TASK DIRECTIONS:
Print the complete set of entries exactly.

══════════════════════════════

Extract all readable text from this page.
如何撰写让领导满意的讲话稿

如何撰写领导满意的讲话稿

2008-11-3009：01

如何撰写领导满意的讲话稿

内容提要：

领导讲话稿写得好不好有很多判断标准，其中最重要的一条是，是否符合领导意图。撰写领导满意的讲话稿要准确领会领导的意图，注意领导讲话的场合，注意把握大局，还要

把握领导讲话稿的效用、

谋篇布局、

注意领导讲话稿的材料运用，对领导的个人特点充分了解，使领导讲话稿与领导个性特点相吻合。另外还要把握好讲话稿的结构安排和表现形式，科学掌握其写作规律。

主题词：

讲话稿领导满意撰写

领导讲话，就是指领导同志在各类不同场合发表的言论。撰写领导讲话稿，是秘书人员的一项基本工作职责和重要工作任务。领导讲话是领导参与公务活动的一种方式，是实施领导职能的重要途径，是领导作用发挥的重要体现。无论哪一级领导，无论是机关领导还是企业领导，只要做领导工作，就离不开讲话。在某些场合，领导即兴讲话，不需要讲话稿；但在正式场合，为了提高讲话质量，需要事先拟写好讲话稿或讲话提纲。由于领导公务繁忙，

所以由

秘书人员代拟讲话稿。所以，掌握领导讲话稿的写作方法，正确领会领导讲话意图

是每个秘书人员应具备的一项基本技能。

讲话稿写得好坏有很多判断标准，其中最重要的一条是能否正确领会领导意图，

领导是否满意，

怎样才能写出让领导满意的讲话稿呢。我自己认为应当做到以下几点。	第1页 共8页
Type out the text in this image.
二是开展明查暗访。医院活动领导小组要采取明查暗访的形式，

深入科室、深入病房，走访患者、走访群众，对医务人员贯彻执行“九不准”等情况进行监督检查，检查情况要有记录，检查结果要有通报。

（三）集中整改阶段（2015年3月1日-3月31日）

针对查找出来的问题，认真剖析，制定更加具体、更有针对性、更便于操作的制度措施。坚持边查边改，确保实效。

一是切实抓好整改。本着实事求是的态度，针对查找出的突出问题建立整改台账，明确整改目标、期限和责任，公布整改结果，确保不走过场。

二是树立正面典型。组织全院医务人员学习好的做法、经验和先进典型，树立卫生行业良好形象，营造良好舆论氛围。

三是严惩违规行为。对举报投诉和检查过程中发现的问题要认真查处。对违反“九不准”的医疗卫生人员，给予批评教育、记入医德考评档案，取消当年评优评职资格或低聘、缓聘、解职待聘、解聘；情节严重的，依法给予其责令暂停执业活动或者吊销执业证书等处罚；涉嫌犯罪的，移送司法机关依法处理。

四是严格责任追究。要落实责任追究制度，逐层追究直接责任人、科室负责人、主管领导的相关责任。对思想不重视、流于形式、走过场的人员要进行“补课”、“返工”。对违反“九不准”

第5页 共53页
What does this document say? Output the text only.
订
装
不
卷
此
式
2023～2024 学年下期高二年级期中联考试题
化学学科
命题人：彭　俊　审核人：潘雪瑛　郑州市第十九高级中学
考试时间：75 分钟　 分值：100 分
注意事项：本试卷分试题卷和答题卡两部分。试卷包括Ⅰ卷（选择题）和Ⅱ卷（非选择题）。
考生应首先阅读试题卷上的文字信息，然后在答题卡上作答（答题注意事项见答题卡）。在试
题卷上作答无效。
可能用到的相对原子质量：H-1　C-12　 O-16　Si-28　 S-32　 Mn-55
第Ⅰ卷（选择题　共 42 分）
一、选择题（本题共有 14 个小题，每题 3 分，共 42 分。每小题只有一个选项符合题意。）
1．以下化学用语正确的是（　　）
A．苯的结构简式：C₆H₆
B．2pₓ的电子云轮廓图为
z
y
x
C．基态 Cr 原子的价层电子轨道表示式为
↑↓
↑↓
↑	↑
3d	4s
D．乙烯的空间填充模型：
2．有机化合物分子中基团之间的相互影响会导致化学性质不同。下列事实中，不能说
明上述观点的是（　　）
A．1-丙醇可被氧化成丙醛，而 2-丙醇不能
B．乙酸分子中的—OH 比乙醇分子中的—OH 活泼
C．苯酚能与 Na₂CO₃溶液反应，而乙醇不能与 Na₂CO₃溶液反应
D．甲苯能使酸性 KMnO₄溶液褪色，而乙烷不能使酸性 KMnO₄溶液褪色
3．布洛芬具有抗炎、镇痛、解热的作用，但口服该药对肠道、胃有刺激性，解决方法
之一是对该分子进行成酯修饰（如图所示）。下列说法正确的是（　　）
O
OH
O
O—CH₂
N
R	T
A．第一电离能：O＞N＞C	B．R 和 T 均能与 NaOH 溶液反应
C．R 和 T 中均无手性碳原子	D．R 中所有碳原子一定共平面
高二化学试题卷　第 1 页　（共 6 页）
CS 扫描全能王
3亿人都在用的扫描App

══════════════════════════════

RESULT OF THE TASK:
Extract all readable text from this page.
如何撰写让领导满意的讲话稿

如何撰写领导满意的讲话稿

2008-11-3009：01

如何撰写领导满意的讲话稿

内容提要：

领导讲话稿写得好不好有很多判断标准，其中最重要的一条是，是否符合领导意图。撰写领导满意的讲话稿要准确领会领导的意图，注意领导讲话的场合，注意把握大局，还要

把握领导讲话稿的效用、

谋篇布局、

注意领导讲话稿的材料运用，对领导的个人特点充分了解，使领导讲话稿与领导个性特点相吻合。另外还要把握好讲话稿的结构安排和表现形式，科学掌握其写作规律。

主题词：

讲话稿领导满意撰写

领导讲话，就是指领导同志在各类不同场合发表的言论。撰写领导讲话稿，是秘书人员的一项基本工作职责和重要工作任务。领导讲话是领导参与公务活动的一种方式，是实施领导职能的重要途径，是领导作用发挥的重要体现。无论哪一级领导，无论是机关领导还是企业领导，只要做领导工作，就离不开讲话。在某些场合，领导即兴讲话，不需要讲话稿；但在正式场合，为了提高讲话质量，需要事先拟写好讲话稿或讲话提纲。由于领导公务繁忙，

所以由

秘书人员代拟讲话稿。所以，掌握领导讲话稿的写作方法，正确领会领导讲话意图

是每个秘书人员应具备的一项基本技能。

讲话稿写得好坏有很多判断标准，其中最重要的一条是能否正确领会领导意图，

领导是否满意，

怎样才能写出让领导满意的讲话稿呢。我自己认为应当做到以下几点。	第1页 共8页
Type out the text in this image.
二是开展明查暗访。医院活动领导小组要采取明查暗访的形式，

深入科室、深入病房，走访患者、走访群众，对医务人员贯彻执行“九不准”等情况进行监督检查，检查情况要有记录，检查结果要有通报。

（三）集中整改阶段（2015年3月1日-3月31日）

针对查找出来的问题，认真剖析，制定更加具体、更有针对性、更便于操作的制度措施。坚持边查边改，确保实效。

一是切实抓好整改。本着实事求是的态度，针对查找出的突出问题建立整改台账，明确整改目标、期限和责任，公布整改结果，确保不走过场。

二是树立正面典型。组织全院医务人员学习好的做法、经验和先进典型，树立卫生行业良好形象，营造良好舆论氛围。

三是严惩违规行为。对举报投诉和检查过程中发现的问题要认真查处。对违反“九不准”的医疗卫生人员，给予批评教育、记入医德考评档案，取消当年评优评职资格或低聘、缓聘、解职待聘、解聘；情节严重的，依法给予其责令暂停执业活动或者吊销执业证书等处罚；涉嫌犯罪的，移送司法机关依法处理。

四是严格责任追究。要落实责任追究制度，逐层追究直接责任人、科室负责人、主管领导的相关责任。对思想不重视、流于形式、走过场的人员要进行“补课”、“返工”。对违反“九不准”

第5页 共53页
What does this document say? Output the text only.
订
装
不
卷
此
式
2023～2024 学年下期高二年级期中联考试题
化学学科
命题人：彭　俊　审核人：潘雪瑛　郑州市第十九高级中学
考试时间：75 分钟　 分值：100 分
注意事项：本试卷分试题卷和答题卡两部分。试卷包括Ⅰ卷（选择题）和Ⅱ卷（非选择题）。
考生应首先阅读试题卷上的文字信息，然后在答题卡上作答（答题注意事项见答题卡）。在试
题卷上作答无效。
可能用到的相对原子质量：H-1　C-12　 O-16　Si-28　 S-32　 Mn-55
第Ⅰ卷（选择题　共 42 分）
一、选择题（本题共有 14 个小题，每题 3 分，共 42 分。每小题只有一个选项符合题意。）
1．以下化学用语正确的是（　　）
A．苯的结构简式：C₆H₆
B．2pₓ的电子云轮廓图为
z
y
x
C．基态 Cr 原子的价层电子轨道表示式为
↑↓
↑↓
↑	↑
3d	4s
D．乙烯的空间填充模型：
2．有机化合物分子中基团之间的相互影响会导致化学性质不同。下列事实中，不能说
明上述观点的是（　　）
A．1-丙醇可被氧化成丙醛，而 2-丙醇不能
B．乙酸分子中的—OH 比乙醇分子中的—OH 活泼
C．苯酚能与 Na₂CO₃溶液反应，而乙醇不能与 Na₂CO₃溶液反应
D．甲苯能使酸性 KMnO₄溶液褪色，而乙烷不能使酸性 KMnO₄溶液褪色
3．布洛芬具有抗炎、镇痛、解热的作用，但口服该药对肠道、胃有刺激性，解决方法
之一是对该分子进行成酯修饰（如图所示）。下列说法正确的是（　　）
O
OH
O
O—CH₂
N
R	T
A．第一电离能：O＞N＞C	B．R 和 T 均能与 NaOH 溶液反应
C．R 和 T 中均无手性碳原子	D．R 中所有碳原子一定共平面
高二化学试题卷　第 1 页　（共 6 页）
CS 扫描全能王
3亿人都在用的扫描App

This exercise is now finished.